### Your task
Filter the listing below, keeping only the lines that contain the string "elements", and copy each of those lines in full. Case counts when matching.
Start of Information supplied
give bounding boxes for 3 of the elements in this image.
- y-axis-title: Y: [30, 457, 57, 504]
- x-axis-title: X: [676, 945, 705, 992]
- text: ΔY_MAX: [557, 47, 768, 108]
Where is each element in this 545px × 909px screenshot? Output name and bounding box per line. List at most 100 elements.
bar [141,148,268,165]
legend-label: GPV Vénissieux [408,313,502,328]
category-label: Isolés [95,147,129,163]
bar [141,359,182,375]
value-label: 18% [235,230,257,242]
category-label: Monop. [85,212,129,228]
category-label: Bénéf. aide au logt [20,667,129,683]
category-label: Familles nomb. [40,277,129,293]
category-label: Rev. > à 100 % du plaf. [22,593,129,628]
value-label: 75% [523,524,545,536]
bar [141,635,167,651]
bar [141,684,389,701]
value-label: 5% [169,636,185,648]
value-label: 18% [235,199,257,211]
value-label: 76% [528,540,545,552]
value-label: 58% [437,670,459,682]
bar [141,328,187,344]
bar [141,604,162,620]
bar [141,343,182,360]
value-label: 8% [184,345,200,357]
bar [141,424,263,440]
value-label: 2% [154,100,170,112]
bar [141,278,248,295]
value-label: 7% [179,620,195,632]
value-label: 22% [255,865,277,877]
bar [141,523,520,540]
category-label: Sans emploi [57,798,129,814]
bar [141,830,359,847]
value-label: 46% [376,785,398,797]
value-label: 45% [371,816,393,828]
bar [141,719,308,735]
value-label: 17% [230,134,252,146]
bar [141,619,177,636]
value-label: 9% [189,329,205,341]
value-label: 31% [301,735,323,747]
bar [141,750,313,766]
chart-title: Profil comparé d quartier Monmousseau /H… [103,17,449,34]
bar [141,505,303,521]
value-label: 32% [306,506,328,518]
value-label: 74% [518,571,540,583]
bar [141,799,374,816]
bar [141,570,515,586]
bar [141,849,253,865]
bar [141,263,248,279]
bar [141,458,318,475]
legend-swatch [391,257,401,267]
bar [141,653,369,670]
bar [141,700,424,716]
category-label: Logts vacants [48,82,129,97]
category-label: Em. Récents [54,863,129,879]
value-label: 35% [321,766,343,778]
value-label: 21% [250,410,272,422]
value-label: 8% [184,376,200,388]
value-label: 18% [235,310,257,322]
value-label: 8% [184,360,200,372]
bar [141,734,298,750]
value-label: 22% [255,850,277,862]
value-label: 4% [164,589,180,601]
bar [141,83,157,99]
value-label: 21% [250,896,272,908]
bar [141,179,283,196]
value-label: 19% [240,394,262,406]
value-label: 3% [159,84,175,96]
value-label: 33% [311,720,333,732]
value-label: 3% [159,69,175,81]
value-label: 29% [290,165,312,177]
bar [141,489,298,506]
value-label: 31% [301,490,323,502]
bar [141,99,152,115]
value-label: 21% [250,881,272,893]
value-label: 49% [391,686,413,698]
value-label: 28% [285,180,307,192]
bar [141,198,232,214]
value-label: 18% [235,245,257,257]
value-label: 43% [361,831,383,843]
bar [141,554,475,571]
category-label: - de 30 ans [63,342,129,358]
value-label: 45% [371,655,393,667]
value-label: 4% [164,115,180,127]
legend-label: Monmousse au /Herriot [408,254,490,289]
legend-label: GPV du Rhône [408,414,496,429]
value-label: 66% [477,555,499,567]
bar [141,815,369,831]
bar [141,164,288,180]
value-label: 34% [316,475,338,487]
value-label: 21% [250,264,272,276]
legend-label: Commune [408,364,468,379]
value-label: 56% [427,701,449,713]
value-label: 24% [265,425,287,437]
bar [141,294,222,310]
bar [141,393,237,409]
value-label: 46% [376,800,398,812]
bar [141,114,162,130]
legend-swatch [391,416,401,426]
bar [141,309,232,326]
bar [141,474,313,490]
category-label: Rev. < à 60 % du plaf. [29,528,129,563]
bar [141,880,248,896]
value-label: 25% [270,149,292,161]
End of Information supplied
### Solved exercise
give bounding boxes for 3 of the elements in this image.
Where is each element in this 545px × 909px screenshot? Output name and bounding box per line. List at most 100 elements.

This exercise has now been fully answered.